# Task
Pick out and copy every line below that has the word "MEDELLKLASS".

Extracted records
==============================

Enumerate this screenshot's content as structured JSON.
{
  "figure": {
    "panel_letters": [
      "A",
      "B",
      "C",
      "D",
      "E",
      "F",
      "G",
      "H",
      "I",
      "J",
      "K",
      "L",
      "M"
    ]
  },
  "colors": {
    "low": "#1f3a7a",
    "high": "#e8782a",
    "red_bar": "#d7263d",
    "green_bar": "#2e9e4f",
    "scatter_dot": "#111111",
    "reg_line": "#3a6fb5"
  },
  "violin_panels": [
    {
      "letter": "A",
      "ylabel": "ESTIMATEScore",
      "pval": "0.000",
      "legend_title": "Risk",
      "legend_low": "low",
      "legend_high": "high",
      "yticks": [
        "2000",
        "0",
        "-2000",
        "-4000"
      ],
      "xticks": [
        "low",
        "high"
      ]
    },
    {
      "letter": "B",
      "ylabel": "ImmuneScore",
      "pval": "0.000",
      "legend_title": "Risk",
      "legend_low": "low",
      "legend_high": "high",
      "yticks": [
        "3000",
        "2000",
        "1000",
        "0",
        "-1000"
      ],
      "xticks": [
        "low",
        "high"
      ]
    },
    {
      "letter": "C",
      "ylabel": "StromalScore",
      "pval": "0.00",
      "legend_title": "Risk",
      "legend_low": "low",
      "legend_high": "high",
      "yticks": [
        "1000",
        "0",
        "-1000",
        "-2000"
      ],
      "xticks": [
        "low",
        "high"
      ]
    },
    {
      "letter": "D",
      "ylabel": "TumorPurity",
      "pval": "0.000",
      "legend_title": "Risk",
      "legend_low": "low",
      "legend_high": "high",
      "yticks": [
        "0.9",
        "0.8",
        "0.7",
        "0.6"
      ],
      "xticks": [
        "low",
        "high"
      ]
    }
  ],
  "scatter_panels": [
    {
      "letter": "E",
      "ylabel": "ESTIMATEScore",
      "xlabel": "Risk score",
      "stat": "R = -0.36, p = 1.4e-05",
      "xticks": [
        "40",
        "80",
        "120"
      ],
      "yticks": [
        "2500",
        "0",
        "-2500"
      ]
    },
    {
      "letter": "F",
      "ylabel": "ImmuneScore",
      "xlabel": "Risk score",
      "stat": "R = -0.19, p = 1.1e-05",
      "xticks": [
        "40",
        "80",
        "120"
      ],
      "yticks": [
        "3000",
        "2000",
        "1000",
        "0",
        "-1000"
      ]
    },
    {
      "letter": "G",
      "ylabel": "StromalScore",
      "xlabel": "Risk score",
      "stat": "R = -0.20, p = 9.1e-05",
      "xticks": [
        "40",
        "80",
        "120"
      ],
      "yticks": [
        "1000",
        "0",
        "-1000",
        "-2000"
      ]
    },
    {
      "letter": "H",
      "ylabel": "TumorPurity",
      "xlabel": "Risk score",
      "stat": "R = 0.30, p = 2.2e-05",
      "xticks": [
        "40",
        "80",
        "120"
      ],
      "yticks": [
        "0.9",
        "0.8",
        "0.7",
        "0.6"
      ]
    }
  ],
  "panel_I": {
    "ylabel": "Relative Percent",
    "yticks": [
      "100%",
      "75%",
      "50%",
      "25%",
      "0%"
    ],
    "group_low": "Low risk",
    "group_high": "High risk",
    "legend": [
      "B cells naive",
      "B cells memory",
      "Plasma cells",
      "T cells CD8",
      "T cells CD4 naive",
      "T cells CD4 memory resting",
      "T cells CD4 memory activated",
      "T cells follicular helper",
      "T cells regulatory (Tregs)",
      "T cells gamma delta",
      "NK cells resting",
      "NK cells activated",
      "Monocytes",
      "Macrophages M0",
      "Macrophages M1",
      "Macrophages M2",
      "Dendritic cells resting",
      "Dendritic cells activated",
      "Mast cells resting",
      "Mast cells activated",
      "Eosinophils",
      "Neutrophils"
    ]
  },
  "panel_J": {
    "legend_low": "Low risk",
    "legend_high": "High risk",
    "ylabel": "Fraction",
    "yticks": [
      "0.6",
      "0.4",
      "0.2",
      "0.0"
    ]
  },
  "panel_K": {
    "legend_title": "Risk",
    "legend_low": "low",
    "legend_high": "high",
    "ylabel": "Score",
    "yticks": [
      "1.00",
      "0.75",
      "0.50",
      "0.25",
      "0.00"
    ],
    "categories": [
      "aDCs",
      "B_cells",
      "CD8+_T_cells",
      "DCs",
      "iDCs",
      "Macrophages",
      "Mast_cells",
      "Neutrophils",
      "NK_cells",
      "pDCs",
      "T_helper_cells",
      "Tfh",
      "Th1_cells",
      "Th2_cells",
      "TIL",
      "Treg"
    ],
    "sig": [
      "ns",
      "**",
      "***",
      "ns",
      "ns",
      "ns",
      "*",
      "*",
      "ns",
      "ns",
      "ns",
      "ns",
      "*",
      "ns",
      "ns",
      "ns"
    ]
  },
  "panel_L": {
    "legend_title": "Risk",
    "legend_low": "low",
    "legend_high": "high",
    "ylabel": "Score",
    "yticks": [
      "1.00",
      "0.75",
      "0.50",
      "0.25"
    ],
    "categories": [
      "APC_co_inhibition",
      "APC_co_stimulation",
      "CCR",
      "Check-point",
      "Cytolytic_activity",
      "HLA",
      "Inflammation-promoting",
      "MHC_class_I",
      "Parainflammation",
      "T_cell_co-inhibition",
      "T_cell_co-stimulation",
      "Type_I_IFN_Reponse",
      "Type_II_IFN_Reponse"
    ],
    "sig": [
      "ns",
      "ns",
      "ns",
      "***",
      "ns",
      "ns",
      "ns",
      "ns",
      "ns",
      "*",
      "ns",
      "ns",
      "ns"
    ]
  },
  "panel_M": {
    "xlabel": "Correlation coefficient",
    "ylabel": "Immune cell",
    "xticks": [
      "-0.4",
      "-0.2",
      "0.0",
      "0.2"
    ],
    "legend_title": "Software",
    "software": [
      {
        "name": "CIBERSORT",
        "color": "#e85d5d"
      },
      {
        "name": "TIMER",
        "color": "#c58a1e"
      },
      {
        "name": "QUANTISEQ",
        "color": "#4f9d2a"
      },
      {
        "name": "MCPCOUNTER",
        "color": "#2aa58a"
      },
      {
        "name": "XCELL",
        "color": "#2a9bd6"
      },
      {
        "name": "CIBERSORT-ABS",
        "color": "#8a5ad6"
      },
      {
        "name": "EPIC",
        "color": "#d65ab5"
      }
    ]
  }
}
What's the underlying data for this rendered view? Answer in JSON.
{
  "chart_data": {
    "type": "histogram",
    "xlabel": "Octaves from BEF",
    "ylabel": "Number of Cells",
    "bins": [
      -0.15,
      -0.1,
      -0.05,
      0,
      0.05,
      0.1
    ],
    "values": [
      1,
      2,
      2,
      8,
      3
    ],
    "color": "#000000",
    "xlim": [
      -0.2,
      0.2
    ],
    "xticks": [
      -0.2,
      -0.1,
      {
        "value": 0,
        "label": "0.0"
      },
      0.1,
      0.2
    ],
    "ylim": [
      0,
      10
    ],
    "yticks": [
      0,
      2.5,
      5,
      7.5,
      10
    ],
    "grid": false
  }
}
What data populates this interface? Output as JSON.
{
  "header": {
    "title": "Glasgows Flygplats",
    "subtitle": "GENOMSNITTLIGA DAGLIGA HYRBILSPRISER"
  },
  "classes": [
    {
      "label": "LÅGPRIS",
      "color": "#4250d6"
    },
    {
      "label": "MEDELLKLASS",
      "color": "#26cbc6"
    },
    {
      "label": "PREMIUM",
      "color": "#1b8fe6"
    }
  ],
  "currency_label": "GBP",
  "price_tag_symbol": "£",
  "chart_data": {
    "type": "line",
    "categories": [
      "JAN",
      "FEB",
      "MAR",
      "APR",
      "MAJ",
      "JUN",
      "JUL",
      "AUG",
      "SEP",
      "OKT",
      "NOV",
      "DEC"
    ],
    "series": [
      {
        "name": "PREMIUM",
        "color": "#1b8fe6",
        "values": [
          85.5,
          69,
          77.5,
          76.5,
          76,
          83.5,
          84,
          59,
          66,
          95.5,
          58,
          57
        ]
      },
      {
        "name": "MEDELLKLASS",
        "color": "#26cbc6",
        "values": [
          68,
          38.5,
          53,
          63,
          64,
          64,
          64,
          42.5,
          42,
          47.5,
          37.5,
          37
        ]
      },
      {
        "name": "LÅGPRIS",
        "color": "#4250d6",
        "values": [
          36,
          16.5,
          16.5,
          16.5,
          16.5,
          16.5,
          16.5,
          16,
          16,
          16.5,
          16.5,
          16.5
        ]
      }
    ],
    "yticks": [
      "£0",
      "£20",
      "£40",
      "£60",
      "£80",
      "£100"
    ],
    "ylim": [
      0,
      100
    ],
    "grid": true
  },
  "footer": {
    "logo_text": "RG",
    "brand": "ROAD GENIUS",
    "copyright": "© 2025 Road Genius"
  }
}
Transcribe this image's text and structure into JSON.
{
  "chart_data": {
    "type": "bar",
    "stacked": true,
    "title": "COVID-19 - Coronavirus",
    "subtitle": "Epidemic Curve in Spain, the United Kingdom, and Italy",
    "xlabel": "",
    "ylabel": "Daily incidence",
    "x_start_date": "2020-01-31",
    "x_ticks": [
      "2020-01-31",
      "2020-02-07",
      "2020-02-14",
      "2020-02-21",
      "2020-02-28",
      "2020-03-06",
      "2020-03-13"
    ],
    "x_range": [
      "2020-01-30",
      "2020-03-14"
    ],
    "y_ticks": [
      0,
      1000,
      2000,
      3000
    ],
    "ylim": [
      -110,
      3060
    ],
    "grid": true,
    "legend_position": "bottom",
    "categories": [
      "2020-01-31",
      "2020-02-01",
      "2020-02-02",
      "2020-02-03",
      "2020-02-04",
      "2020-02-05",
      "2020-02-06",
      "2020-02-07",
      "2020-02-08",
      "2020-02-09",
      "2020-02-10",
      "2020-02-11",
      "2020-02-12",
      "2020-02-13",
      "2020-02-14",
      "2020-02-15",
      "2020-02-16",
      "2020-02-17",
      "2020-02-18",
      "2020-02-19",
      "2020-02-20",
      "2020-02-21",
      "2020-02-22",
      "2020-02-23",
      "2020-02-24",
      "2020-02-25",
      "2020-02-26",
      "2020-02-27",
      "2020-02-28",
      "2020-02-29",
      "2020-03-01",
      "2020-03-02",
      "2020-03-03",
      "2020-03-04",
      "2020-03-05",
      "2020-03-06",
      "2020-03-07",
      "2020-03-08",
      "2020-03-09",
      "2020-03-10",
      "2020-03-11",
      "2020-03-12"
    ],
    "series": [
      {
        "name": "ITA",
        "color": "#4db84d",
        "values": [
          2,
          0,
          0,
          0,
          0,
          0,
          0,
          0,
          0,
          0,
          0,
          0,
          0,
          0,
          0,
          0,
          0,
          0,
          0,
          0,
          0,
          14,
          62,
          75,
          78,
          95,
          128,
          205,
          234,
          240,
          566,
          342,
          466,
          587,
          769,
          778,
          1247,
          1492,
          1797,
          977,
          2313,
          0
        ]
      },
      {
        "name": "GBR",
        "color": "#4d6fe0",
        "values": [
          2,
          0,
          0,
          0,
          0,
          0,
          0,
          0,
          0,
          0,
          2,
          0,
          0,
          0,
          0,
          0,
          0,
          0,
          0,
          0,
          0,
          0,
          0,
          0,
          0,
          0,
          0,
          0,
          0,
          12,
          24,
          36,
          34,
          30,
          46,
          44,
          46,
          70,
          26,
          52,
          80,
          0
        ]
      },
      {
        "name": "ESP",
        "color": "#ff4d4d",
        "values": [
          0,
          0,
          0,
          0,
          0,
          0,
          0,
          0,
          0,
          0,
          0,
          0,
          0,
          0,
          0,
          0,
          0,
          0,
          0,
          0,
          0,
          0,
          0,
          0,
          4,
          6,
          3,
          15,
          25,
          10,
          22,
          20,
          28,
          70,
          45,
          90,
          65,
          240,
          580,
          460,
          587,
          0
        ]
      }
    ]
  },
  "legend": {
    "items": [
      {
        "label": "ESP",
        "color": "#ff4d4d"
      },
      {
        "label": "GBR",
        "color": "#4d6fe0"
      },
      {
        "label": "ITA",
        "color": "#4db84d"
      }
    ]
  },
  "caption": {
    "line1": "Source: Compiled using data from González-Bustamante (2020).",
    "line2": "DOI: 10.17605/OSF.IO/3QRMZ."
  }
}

==============================

# Answer box
      "label": "MEDELLKLASS",
        "name": "MEDELLKLASS",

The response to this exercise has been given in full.